**Material shown**.
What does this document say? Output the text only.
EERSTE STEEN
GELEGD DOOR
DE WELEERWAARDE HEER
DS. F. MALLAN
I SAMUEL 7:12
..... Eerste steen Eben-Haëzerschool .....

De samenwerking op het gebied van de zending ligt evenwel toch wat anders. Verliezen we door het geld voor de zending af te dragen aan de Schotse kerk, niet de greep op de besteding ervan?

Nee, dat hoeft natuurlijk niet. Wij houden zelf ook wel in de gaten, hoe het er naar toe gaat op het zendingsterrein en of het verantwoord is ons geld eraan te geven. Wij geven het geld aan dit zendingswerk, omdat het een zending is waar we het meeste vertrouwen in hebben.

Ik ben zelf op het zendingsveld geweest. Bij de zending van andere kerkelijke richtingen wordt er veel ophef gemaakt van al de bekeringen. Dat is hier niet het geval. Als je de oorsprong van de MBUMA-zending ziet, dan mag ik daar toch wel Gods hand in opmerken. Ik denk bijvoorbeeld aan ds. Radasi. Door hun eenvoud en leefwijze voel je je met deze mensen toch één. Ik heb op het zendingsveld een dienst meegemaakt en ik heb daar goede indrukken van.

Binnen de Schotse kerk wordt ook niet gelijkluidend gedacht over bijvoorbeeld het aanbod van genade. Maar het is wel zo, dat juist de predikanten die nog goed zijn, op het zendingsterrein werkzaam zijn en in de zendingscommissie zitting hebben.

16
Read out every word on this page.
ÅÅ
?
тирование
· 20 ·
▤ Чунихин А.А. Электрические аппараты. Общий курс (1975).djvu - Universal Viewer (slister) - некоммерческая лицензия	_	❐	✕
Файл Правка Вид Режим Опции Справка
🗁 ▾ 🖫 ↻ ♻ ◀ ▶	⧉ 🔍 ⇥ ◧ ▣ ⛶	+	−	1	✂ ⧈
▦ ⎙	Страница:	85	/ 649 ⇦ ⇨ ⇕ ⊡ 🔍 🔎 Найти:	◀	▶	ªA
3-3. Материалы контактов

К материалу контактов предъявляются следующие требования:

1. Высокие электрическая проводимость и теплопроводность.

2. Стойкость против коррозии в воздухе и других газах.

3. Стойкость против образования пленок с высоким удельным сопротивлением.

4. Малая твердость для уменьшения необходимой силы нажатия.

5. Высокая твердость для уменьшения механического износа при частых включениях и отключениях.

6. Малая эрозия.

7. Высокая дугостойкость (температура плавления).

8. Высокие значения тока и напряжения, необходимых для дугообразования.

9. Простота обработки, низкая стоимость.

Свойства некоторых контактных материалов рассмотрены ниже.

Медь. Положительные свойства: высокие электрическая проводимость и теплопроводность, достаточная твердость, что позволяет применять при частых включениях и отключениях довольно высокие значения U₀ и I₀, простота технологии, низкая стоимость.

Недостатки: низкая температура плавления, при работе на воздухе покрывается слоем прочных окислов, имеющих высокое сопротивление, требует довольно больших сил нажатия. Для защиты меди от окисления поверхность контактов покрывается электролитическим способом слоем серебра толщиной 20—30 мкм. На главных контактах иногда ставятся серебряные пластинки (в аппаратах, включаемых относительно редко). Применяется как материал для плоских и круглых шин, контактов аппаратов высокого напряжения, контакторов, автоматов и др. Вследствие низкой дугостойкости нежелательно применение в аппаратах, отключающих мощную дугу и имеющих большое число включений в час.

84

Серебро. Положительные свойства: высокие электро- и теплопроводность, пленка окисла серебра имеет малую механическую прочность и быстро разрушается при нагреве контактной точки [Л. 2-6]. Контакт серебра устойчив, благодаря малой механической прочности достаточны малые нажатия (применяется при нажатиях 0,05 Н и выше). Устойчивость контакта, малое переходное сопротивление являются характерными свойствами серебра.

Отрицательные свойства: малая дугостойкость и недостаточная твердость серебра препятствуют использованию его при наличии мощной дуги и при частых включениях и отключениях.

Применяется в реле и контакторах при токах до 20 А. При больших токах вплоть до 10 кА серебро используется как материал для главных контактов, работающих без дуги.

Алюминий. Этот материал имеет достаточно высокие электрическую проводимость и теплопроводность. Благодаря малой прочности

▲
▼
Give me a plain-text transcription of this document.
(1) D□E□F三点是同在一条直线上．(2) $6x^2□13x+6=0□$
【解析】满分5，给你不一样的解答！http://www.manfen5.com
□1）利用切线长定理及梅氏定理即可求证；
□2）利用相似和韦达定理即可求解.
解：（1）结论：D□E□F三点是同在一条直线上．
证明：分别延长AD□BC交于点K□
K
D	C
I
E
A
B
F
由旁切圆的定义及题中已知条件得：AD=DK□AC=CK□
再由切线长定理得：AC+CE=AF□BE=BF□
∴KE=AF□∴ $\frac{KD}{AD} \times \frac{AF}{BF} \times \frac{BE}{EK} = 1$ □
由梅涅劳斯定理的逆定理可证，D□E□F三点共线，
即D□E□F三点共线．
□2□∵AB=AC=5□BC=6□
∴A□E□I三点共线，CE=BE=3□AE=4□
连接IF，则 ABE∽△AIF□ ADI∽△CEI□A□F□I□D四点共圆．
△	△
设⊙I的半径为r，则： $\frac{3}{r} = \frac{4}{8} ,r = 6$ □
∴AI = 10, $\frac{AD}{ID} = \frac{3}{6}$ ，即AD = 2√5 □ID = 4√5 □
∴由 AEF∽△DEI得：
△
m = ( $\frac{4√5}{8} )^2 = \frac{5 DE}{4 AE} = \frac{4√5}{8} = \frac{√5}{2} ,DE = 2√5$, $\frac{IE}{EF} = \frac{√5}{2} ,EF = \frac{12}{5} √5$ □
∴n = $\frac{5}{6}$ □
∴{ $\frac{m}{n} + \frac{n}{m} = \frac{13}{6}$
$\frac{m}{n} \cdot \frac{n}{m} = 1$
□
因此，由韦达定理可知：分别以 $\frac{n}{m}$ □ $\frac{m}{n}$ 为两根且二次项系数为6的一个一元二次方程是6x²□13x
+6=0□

**Exercise requirements**.
In the entries above, find every line holding the word "zendingsterrein" and copy it out.

**Answer**.
Nee, dat hoeft natuurlijk niet. Wij houden zelf ook wel in de gaten, hoe het er naar toe gaat op het zendingsterrein en of het verantwoord is ons geld eraan te geven. Wij geven het geld aan dit zendingswerk, omdat het een zending is waar we het meeste vertrouwen in hebben.
Binnen de Schotse kerk wordt ook niet gelijkluidend gedacht over bijvoorbeeld het aanbod van genade. Maar het is wel zo, dat juist de predikanten die nog goed zijn, op het zendingsterrein werkzaam zijn en in de zendingscommissie zitting hebben.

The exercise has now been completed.